OBJECTIVE ▸ Pick out each line containing the string "ganz".

(Saved entries)
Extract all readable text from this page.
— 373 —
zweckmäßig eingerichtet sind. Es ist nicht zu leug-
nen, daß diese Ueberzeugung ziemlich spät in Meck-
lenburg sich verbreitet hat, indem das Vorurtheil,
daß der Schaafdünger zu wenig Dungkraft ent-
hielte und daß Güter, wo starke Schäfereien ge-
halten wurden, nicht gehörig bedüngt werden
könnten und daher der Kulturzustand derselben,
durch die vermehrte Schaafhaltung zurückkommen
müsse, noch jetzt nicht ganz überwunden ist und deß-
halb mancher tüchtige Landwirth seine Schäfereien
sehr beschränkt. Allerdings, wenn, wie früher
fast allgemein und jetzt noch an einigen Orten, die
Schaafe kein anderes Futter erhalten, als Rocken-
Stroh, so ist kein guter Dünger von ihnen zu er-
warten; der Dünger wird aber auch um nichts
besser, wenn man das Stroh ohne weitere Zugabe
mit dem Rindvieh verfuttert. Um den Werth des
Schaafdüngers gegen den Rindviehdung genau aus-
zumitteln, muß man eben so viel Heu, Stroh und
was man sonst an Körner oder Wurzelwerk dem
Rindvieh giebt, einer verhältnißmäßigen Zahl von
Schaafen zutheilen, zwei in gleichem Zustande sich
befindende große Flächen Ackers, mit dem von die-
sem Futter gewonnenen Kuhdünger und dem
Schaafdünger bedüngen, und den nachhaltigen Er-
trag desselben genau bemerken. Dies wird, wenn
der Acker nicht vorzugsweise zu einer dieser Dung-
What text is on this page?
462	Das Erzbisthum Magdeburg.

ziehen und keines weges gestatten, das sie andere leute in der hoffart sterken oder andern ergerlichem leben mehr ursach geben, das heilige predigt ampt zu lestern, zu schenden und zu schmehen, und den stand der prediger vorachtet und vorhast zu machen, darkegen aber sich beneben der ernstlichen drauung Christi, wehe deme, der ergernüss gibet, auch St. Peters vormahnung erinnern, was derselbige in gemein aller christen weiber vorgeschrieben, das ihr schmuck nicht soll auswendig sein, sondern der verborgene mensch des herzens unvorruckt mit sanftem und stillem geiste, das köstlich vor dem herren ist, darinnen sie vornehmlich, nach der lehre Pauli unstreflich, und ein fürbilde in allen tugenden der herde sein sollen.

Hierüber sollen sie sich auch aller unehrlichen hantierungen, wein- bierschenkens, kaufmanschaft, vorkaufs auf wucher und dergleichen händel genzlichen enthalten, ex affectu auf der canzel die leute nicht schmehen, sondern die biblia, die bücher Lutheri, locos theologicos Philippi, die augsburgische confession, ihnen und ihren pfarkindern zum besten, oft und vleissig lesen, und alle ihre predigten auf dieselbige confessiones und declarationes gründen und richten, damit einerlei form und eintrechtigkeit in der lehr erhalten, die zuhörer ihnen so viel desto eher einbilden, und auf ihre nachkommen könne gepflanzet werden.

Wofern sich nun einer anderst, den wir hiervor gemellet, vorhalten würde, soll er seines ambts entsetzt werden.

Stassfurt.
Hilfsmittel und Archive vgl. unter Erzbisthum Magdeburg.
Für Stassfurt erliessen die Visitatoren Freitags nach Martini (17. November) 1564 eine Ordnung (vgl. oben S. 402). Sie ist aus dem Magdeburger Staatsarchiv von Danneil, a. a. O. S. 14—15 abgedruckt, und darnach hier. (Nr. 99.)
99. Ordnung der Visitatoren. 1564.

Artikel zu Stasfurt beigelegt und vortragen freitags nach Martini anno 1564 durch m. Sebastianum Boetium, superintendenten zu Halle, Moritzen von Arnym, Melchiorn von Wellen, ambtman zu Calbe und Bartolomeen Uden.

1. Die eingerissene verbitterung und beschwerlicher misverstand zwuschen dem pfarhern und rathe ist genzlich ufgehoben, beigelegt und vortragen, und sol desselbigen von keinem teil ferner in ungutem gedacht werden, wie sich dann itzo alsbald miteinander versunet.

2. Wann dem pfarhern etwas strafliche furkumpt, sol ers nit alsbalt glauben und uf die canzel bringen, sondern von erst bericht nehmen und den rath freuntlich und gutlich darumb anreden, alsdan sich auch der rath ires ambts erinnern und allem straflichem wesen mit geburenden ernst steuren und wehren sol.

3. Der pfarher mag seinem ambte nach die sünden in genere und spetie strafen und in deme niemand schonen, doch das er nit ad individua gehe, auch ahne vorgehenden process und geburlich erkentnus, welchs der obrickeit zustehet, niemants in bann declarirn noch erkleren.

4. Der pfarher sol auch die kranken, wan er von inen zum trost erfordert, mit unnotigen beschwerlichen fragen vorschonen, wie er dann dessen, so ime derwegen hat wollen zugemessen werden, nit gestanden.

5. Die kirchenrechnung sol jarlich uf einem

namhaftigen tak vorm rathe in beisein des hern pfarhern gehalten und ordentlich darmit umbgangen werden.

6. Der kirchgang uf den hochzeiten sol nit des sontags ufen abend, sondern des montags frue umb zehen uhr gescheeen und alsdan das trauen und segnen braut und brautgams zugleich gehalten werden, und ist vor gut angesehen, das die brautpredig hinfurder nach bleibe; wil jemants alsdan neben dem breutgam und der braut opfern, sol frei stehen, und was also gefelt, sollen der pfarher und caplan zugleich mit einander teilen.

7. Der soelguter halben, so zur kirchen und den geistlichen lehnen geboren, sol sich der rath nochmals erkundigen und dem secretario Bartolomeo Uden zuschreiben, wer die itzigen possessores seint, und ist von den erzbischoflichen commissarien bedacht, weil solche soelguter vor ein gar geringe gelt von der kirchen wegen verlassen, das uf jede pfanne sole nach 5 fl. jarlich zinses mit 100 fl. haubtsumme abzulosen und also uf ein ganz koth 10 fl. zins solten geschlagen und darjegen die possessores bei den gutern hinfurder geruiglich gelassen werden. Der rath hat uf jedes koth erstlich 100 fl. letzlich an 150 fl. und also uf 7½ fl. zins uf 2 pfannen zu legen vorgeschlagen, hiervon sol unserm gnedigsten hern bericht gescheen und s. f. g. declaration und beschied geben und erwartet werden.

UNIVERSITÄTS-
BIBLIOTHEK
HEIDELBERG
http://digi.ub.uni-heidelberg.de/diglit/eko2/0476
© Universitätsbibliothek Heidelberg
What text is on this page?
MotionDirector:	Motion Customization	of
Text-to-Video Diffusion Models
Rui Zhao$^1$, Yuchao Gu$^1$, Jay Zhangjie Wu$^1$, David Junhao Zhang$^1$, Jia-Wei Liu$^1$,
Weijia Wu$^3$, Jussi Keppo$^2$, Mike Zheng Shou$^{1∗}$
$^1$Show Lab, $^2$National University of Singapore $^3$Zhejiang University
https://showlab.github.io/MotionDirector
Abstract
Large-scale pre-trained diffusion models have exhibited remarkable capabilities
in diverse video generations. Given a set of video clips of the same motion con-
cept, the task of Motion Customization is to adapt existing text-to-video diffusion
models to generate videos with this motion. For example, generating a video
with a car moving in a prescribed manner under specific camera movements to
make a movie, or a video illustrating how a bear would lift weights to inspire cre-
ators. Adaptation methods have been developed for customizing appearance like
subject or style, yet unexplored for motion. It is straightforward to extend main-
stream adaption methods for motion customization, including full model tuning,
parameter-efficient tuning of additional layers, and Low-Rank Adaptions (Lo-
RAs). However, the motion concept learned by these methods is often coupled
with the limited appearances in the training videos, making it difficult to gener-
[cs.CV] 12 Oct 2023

TASK ANSWER ▸
müsse, noch jetzt nicht ganz überwunden ist und deß-
7. Der soelguter halben, so zur kirchen und den geistlichen lehnen geboren, sol sich der rath nochmals erkundigen und dem secretario Bartolomeo Uden zuschreiben, wer die itzigen possessores seint, und ist von den erzbischoflichen commissarien bedacht, weil solche soelguter vor ein gar geringe gelt von der kirchen wegen verlassen, das uf jede pfanne sole nach 5 fl. jarlich zinses mit 100 fl. haubtsumme abzulosen und also uf ein ganz koth 10 fl. zins solten geschlagen und darjegen die possessores bei den gutern hinfurder geruiglich gelassen werden. Der rath hat uf jedes koth erstlich 100 fl. letzlich an 150 fl. und also uf 7½ fl. zins uf 2 pfannen zu legen vorgeschlagen, hiervon sol unserm gnedigsten hern bericht gescheen und s. f. g. declaration und beschied geben und erwartet werden.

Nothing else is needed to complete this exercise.